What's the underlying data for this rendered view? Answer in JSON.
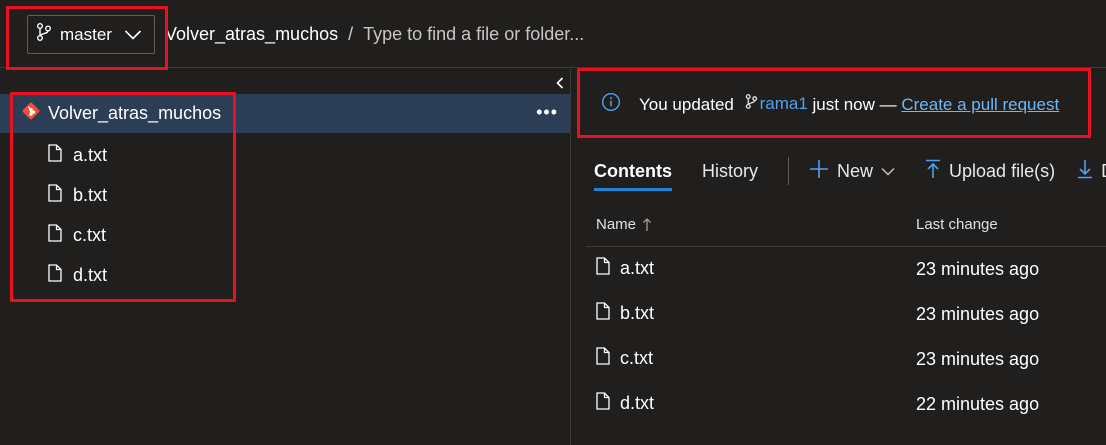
{
  "header": {
    "branch_label": "master",
    "repo_name": "Volver_atras_muchos",
    "path_separator": "/",
    "search_placeholder": "Type to find a file or folder..."
  },
  "tree": {
    "root_label": "Volver_atras_muchos",
    "more_label": "•••",
    "files": [
      {
        "name": "a.txt"
      },
      {
        "name": "b.txt"
      },
      {
        "name": "c.txt"
      },
      {
        "name": "d.txt"
      }
    ]
  },
  "banner": {
    "prefix": "You updated",
    "branch": "rama1",
    "middle": "just now —",
    "link": "Create a pull request"
  },
  "tabs": {
    "contents": "Contents",
    "history": "History"
  },
  "actions": {
    "new": "New",
    "upload": "Upload file(s)",
    "download_truncated": "D"
  },
  "list": {
    "columns": {
      "name": "Name",
      "last_change": "Last change"
    },
    "rows": [
      {
        "name": "a.txt",
        "time": "23 minutes ago"
      },
      {
        "name": "b.txt",
        "time": "23 minutes ago"
      },
      {
        "name": "c.txt",
        "time": "23 minutes ago"
      },
      {
        "name": "d.txt",
        "time": "22 minutes ago"
      }
    ]
  },
  "icons": {
    "branch": "branch-icon",
    "chevron": "chevron-down-icon",
    "git_repo": "git-logo-icon",
    "file": "file-icon",
    "info": "info-icon",
    "plus": "plus-icon",
    "upload": "upload-icon",
    "download": "download-icon",
    "sort": "sort-arrow-icon",
    "collapse": "chevron-left-icon"
  },
  "colors": {
    "background": "#201f1e",
    "selected_row": "#2b3e55",
    "accent": "#1a86d9",
    "link": "#6cb8f6",
    "highlight_box": "#e81123",
    "git_logo": "#f1502f"
  }
}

◇ ◇ ◇ ◇

**TASK STATEMENT**
Go back to the records above and write them out exactly, without the pictures.

**PROBLEM SOLUTION**
What's the underlying data for this rendered view? Answer in JSON.
{
  "header": {
    "branch_label": "master",
    "repo_name": "Volver_atras_muchos",
    "path_separator": "/",
    "search_placeholder": "Type to find a file or folder..."
  },
  "tree": {
    "root_label": "Volver_atras_muchos",
    "more_label": "•••",
    "files": [
      {
        "name": "a.txt"
      },
      {
        "name": "b.txt"
      },
      {
        "name": "c.txt"
      },
      {
        "name": "d.txt"
      }
    ]
  },
  "banner": {
    "prefix": "You updated",
    "branch": "rama1",
    "middle": "just now —",
    "link": "Create a pull request"
  },
  "tabs": {
    "contents": "Contents",
    "history": "History"
  },
  "actions": {
    "new": "New",
    "upload": "Upload file(s)",
    "download_truncated": "D"
  },
  "list": {
    "columns": {
      "name": "Name",
      "last_change": "Last change"
    },
    "rows": [
      {
        "name": "a.txt",
        "time": "23 minutes ago"
      },
      {
        "name": "b.txt",
        "time": "23 minutes ago"
      },
      {
        "name": "c.txt",
        "time": "23 minutes ago"
      },
      {
        "name": "d.txt",
        "time": "22 minutes ago"
      }
    ]
  },
  "icons": {
    "branch": "branch-icon",
    "chevron": "chevron-down-icon",
    "git_repo": "git-logo-icon",
    "file": "file-icon",
    "info": "info-icon",
    "plus": "plus-icon",
    "upload": "upload-icon",
    "download": "download-icon",
    "sort": "sort-arrow-icon",
    "collapse": "chevron-left-icon"
  },
  "colors": {
    "background": "#201f1e",
    "selected_row": "#2b3e55",
    "accent": "#1a86d9",
    "link": "#6cb8f6",
    "highlight_box": "#e81123",
    "git_logo": "#f1502f"
  }
}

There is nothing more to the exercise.